DIRECTION: Entries follow. Set all of them down as they stand.

MATERIAL:
# # # # # # #
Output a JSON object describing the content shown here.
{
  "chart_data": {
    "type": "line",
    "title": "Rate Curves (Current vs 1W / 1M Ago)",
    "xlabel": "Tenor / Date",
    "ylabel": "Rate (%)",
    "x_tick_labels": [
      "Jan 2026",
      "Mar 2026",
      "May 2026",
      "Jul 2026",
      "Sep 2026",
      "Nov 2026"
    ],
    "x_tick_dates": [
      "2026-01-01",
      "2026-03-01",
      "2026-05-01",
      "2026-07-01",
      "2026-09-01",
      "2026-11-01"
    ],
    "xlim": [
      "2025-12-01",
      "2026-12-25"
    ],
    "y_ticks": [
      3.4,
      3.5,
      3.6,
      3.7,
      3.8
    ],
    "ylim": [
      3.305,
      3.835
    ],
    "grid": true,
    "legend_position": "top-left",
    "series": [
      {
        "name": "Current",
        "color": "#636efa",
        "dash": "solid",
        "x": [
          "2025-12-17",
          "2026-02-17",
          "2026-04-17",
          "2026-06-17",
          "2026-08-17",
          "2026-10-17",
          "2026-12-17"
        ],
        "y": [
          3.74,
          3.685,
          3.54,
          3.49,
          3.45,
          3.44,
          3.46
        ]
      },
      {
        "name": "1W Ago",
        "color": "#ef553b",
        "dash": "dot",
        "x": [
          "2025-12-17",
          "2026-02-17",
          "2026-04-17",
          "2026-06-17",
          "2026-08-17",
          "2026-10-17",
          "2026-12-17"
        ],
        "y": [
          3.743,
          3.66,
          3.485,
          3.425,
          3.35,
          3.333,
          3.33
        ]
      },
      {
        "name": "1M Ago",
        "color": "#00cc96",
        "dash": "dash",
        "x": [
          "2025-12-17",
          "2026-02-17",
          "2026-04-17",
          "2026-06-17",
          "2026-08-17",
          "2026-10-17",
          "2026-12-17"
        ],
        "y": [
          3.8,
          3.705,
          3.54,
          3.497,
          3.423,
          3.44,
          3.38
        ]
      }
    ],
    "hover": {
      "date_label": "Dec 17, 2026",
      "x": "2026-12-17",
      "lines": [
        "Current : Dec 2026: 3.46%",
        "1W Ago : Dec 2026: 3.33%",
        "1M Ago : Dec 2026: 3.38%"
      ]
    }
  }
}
# # # # # # #
RESPONSE BELOW:
Output a JSON object describing the content shown here.
{
  "chart_data": {
    "type": "line",
    "title": "Rate Curves (Current vs 1W / 1M Ago)",
    "xlabel": "Tenor / Date",
    "ylabel": "Rate (%)",
    "x_tick_labels": [
      "Jan 2026",
      "Mar 2026",
      "May 2026",
      "Jul 2026",
      "Sep 2026",
      "Nov 2026"
    ],
    "x_tick_dates": [
      "2026-01-01",
      "2026-03-01",
      "2026-05-01",
      "2026-07-01",
      "2026-09-01",
      "2026-11-01"
    ],
    "xlim": [
      "2025-12-01",
      "2026-12-25"
    ],
    "y_ticks": [
      3.4,
      3.5,
      3.6,
      3.7,
      3.8
    ],
    "ylim": [
      3.305,
      3.835
    ],
    "grid": true,
    "legend_position": "top-left",
    "series": [
      {
        "name": "Current",
        "color": "#636efa",
        "dash": "solid",
        "x": [
          "2025-12-17",
          "2026-02-17",
          "2026-04-17",
          "2026-06-17",
          "2026-08-17",
          "2026-10-17",
          "2026-12-17"
        ],
        "y": [
          3.74,
          3.685,
          3.54,
          3.49,
          3.45,
          3.44,
          3.46
        ]
      },
      {
        "name": "1W Ago",
        "color": "#ef553b",
        "dash": "dot",
        "x": [
          "2025-12-17",
          "2026-02-17",
          "2026-04-17",
          "2026-06-17",
          "2026-08-17",
          "2026-10-17",
          "2026-12-17"
        ],
        "y": [
          3.743,
          3.66,
          3.485,
          3.425,
          3.35,
          3.333,
          3.33
        ]
      },
      {
        "name": "1M Ago",
        "color": "#00cc96",
        "dash": "dash",
        "x": [
          "2025-12-17",
          "2026-02-17",
          "2026-04-17",
          "2026-06-17",
          "2026-08-17",
          "2026-10-17",
          "2026-12-17"
        ],
        "y": [
          3.8,
          3.705,
          3.54,
          3.497,
          3.423,
          3.44,
          3.38
        ]
      }
    ],
    "hover": {
      "date_label": "Dec 17, 2026",
      "x": "2026-12-17",
      "lines": [
        "Current : Dec 2026: 3.46%",
        "1W Ago : Dec 2026: 3.33%",
        "1M Ago : Dec 2026: 3.38%"
      ]
    }
  }
}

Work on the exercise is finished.